§ Short task: Gather up every line that includes the string "感染可能期間中".

§ Source data:
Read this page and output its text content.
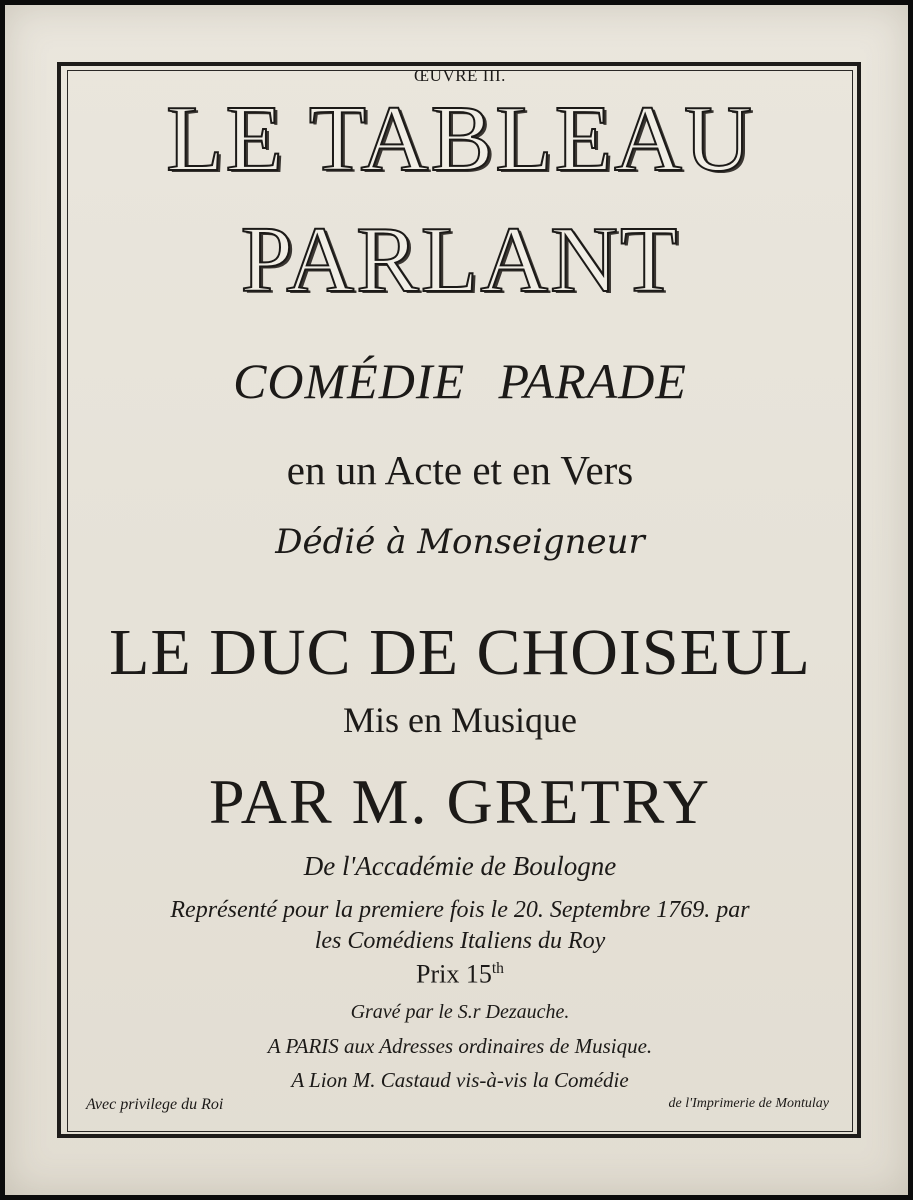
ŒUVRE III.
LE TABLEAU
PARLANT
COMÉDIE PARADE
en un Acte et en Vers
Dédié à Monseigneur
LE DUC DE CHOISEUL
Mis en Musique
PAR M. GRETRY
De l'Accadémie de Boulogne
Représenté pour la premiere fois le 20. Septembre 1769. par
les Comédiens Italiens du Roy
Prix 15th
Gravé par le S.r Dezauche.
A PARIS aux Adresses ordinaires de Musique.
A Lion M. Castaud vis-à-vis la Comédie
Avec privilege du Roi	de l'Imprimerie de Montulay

--

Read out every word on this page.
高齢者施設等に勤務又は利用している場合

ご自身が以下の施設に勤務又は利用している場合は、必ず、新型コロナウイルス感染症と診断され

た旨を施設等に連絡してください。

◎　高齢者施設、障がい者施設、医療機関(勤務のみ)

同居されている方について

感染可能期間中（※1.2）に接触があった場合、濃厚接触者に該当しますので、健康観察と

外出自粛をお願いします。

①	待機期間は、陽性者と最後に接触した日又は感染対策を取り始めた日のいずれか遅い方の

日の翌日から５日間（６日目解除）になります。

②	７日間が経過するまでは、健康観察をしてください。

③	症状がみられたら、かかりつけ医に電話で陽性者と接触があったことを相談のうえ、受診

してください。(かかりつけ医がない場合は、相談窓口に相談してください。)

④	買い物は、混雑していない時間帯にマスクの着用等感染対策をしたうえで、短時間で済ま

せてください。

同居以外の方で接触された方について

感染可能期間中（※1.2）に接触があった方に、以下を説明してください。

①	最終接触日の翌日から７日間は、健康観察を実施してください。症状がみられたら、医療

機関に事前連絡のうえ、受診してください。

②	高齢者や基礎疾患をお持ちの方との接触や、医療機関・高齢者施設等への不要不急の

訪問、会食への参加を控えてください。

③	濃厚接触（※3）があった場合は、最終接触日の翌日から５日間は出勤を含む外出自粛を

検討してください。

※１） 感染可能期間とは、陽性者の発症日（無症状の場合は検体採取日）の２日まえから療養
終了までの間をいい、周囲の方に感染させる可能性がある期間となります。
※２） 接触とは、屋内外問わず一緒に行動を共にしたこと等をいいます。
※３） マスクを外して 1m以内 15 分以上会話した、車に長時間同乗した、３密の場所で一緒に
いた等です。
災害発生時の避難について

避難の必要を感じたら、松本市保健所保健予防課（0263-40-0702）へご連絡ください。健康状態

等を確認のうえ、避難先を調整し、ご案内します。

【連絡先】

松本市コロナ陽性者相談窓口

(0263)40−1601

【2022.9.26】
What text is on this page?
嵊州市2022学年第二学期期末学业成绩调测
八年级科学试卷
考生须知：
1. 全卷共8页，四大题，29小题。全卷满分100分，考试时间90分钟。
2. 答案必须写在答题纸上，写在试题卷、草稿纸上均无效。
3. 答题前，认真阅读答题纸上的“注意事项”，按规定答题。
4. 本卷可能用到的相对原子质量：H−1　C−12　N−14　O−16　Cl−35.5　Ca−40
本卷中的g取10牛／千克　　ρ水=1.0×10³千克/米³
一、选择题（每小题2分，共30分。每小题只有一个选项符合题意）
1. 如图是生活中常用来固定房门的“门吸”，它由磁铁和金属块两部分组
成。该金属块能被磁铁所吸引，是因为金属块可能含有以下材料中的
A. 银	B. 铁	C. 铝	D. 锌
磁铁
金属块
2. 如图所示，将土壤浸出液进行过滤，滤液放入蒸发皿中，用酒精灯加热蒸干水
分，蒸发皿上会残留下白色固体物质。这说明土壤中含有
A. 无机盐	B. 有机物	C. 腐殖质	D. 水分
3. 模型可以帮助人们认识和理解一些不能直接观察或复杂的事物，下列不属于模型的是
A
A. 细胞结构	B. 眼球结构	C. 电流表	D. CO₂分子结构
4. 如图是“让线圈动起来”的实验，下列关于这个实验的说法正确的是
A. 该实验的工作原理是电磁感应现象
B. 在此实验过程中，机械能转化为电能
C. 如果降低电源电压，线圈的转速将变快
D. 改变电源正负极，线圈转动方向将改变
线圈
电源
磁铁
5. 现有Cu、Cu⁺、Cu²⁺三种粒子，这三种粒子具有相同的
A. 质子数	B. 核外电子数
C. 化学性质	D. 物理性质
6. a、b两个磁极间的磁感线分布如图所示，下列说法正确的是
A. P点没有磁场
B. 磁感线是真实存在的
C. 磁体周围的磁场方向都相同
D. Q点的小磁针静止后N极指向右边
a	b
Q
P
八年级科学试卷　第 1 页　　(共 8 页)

* * *

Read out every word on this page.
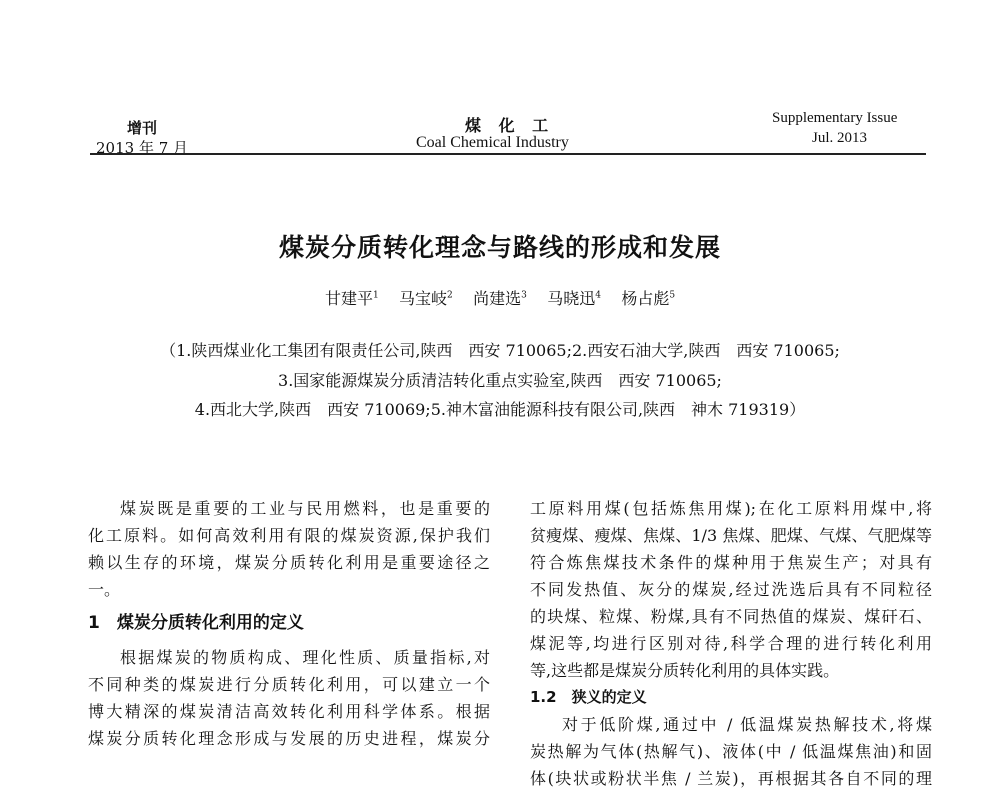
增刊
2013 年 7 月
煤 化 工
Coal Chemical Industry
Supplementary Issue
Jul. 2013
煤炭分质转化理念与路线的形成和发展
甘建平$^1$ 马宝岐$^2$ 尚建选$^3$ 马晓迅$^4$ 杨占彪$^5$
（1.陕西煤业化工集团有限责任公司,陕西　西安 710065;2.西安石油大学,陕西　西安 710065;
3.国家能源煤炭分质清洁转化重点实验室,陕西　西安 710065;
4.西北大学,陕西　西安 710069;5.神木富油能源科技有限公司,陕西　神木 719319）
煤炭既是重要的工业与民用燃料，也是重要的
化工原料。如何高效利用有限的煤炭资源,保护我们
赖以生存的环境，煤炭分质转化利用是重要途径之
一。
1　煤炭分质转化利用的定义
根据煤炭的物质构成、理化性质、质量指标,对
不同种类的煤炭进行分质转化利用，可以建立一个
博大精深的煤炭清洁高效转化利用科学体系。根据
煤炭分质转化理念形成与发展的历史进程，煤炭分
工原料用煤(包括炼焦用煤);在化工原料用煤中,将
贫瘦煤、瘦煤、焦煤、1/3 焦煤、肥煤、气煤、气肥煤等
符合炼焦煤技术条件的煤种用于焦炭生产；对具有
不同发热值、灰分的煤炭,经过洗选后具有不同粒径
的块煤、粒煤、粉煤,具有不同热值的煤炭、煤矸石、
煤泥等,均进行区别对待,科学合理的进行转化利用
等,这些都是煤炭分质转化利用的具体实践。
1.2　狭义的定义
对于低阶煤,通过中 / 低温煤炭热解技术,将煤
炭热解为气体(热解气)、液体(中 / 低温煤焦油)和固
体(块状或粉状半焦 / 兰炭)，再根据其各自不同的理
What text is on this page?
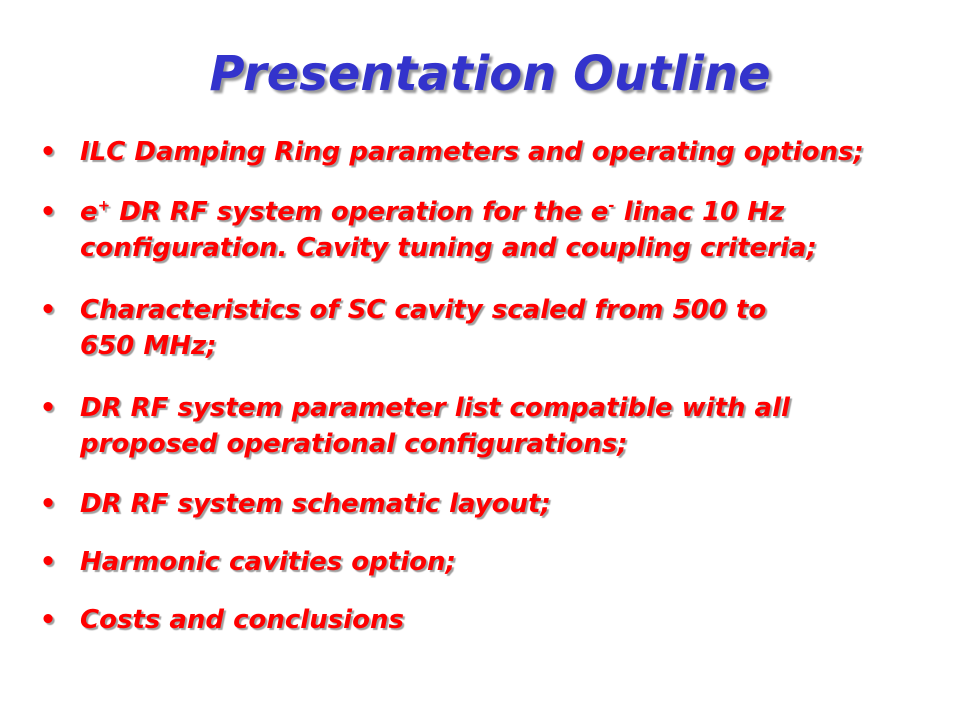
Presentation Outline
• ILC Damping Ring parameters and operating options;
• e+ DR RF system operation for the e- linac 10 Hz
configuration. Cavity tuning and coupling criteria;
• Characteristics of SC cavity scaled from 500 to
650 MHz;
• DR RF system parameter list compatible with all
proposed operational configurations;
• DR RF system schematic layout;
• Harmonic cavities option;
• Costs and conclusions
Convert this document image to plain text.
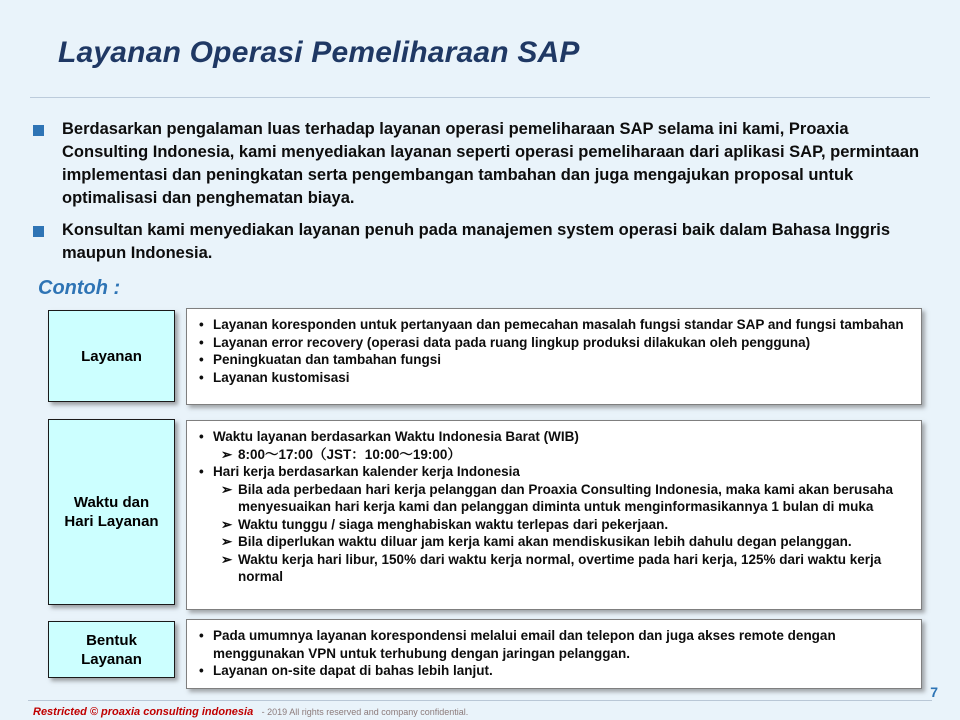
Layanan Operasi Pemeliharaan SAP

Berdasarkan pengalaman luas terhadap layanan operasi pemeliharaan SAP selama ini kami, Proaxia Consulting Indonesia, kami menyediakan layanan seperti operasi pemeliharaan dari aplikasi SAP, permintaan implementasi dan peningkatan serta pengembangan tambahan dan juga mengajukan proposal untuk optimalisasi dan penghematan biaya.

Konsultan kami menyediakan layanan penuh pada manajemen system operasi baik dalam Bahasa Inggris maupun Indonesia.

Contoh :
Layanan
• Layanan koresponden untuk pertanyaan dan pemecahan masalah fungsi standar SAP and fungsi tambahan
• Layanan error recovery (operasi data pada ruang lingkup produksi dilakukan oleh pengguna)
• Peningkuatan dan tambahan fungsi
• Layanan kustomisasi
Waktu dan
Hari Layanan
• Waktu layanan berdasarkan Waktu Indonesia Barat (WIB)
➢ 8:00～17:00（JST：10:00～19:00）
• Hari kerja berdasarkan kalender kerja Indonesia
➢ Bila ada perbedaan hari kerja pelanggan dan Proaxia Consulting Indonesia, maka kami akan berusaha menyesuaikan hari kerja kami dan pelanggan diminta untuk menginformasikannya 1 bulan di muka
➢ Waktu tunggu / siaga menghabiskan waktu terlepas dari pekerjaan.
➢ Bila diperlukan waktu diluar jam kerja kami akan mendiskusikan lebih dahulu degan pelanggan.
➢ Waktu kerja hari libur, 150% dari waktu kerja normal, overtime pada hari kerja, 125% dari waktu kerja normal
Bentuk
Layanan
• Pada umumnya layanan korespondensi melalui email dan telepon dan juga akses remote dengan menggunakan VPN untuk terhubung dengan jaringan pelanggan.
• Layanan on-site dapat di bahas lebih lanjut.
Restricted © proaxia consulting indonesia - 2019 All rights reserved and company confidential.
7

§ Task answer:
感染可能期間中（※1.2）に接触があった場合、濃厚接触者に該当しますので、健康観察と
感染可能期間中（※1.2）に接触があった方に、以下を説明してください。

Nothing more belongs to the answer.